YOUR INSTRUCTIONS: Repeat every record below exactly as it appears.

EXERCISE INPUT:
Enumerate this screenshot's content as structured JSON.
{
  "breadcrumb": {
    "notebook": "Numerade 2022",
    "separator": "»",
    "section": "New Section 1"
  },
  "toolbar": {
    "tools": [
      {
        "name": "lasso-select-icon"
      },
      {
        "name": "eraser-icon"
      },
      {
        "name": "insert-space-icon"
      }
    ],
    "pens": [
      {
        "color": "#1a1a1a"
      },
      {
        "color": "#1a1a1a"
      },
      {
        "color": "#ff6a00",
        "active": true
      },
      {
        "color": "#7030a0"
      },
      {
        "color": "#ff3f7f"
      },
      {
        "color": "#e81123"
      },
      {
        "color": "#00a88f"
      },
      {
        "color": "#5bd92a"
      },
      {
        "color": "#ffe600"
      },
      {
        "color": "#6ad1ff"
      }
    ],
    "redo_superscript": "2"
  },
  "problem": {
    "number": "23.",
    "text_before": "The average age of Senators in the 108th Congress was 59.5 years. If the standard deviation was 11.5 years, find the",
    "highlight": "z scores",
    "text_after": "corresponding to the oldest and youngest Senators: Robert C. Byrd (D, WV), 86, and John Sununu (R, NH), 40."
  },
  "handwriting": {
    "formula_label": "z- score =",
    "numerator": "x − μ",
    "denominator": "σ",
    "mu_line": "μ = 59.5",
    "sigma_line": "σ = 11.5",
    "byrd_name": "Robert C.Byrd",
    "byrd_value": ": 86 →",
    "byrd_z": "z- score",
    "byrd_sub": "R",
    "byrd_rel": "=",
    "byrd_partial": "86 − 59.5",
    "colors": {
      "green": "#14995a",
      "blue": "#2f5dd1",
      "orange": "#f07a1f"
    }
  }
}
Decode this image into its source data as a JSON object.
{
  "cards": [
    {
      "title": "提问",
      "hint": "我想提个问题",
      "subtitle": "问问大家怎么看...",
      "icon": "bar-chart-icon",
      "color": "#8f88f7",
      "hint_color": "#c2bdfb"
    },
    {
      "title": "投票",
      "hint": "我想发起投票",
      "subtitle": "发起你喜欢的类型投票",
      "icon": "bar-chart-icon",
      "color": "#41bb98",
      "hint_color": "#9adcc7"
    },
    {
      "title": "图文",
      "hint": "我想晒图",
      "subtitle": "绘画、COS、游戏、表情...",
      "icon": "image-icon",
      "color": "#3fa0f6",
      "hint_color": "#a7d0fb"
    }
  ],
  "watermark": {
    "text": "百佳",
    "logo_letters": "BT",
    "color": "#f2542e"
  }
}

SOLUTION FOR THIS TASK:
Enumerate this screenshot's content as structured JSON.
{
  "breadcrumb": {
    "notebook": "Numerade 2022",
    "separator": "»",
    "section": "New Section 1"
  },
  "toolbar": {
    "tools": [
      {
        "name": "lasso-select-icon"
      },
      {
        "name": "eraser-icon"
      },
      {
        "name": "insert-space-icon"
      }
    ],
    "pens": [
      {
        "color": "#1a1a1a"
      },
      {
        "color": "#1a1a1a"
      },
      {
        "color": "#ff6a00",
        "active": true
      },
      {
        "color": "#7030a0"
      },
      {
        "color": "#ff3f7f"
      },
      {
        "color": "#e81123"
      },
      {
        "color": "#00a88f"
      },
      {
        "color": "#5bd92a"
      },
      {
        "color": "#ffe600"
      },
      {
        "color": "#6ad1ff"
      }
    ],
    "redo_superscript": "2"
  },
  "problem": {
    "number": "23.",
    "text_before": "The average age of Senators in the 108th Congress was 59.5 years. If the standard deviation was 11.5 years, find the",
    "highlight": "z scores",
    "text_after": "corresponding to the oldest and youngest Senators: Robert C. Byrd (D, WV), 86, and John Sununu (R, NH), 40."
  },
  "handwriting": {
    "formula_label": "z- score =",
    "numerator": "x − μ",
    "denominator": "σ",
    "mu_line": "μ = 59.5",
    "sigma_line": "σ = 11.5",
    "byrd_name": "Robert C.Byrd",
    "byrd_value": ": 86 →",
    "byrd_z": "z- score",
    "byrd_sub": "R",
    "byrd_rel": "=",
    "byrd_partial": "86 − 59.5",
    "colors": {
      "green": "#14995a",
      "blue": "#2f5dd1",
      "orange": "#f07a1f"
    }
  }
}
Decode this image into its source data as a JSON object.
{
  "cards": [
    {
      "title": "提问",
      "hint": "我想提个问题",
      "subtitle": "问问大家怎么看...",
      "icon": "bar-chart-icon",
      "color": "#8f88f7",
      "hint_color": "#c2bdfb"
    },
    {
      "title": "投票",
      "hint": "我想发起投票",
      "subtitle": "发起你喜欢的类型投票",
      "icon": "bar-chart-icon",
      "color": "#41bb98",
      "hint_color": "#9adcc7"
    },
    {
      "title": "图文",
      "hint": "我想晒图",
      "subtitle": "绘画、COS、游戏、表情...",
      "icon": "image-icon",
      "color": "#3fa0f6",
      "hint_color": "#a7d0fb"
    }
  ],
  "watermark": {
    "text": "百佳",
    "logo_letters": "BT",
    "color": "#f2542e"
  }
}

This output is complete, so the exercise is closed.